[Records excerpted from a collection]
----------
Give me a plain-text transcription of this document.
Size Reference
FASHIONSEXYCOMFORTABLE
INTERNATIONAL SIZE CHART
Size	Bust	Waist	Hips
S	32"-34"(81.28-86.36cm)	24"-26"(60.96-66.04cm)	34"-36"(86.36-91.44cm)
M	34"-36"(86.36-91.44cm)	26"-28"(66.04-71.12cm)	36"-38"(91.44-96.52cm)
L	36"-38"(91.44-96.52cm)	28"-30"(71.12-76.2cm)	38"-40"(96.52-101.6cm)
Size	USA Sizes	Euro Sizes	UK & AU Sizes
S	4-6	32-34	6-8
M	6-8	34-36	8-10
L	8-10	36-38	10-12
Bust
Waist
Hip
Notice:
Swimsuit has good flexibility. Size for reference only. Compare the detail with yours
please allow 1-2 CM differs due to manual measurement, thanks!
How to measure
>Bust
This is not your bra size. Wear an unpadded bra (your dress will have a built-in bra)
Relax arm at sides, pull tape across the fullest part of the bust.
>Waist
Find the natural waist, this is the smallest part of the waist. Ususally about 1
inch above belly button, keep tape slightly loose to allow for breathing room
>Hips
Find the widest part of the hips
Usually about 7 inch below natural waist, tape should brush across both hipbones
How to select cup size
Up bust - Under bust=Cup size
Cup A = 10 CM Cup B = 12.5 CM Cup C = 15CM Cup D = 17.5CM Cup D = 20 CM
----------
Quote the listing in full, please, keeping every line exact.

• **THE ANSWER**:
Give me a plain-text transcription of this document.
Size Reference
FASHIONSEXYCOMFORTABLE
INTERNATIONAL SIZE CHART
Size	Bust	Waist	Hips
S	32"-34"(81.28-86.36cm)	24"-26"(60.96-66.04cm)	34"-36"(86.36-91.44cm)
M	34"-36"(86.36-91.44cm)	26"-28"(66.04-71.12cm)	36"-38"(91.44-96.52cm)
L	36"-38"(91.44-96.52cm)	28"-30"(71.12-76.2cm)	38"-40"(96.52-101.6cm)
Size	USA Sizes	Euro Sizes	UK & AU Sizes
S	4-6	32-34	6-8
M	6-8	34-36	8-10
L	8-10	36-38	10-12
Bust
Waist
Hip
Notice:
Swimsuit has good flexibility. Size for reference only. Compare the detail with yours
please allow 1-2 CM differs due to manual measurement, thanks!
How to measure
>Bust
This is not your bra size. Wear an unpadded bra (your dress will have a built-in bra)
Relax arm at sides, pull tape across the fullest part of the bust.
>Waist
Find the natural waist, this is the smallest part of the waist. Ususally about 1
inch above belly button, keep tape slightly loose to allow for breathing room
>Hips
Find the widest part of the hips
Usually about 7 inch below natural waist, tape should brush across both hipbones
How to select cup size
Up bust - Under bust=Cup size
Cup A = 10 CM Cup B = 12.5 CM Cup C = 15CM Cup D = 17.5CM Cup D = 20 CM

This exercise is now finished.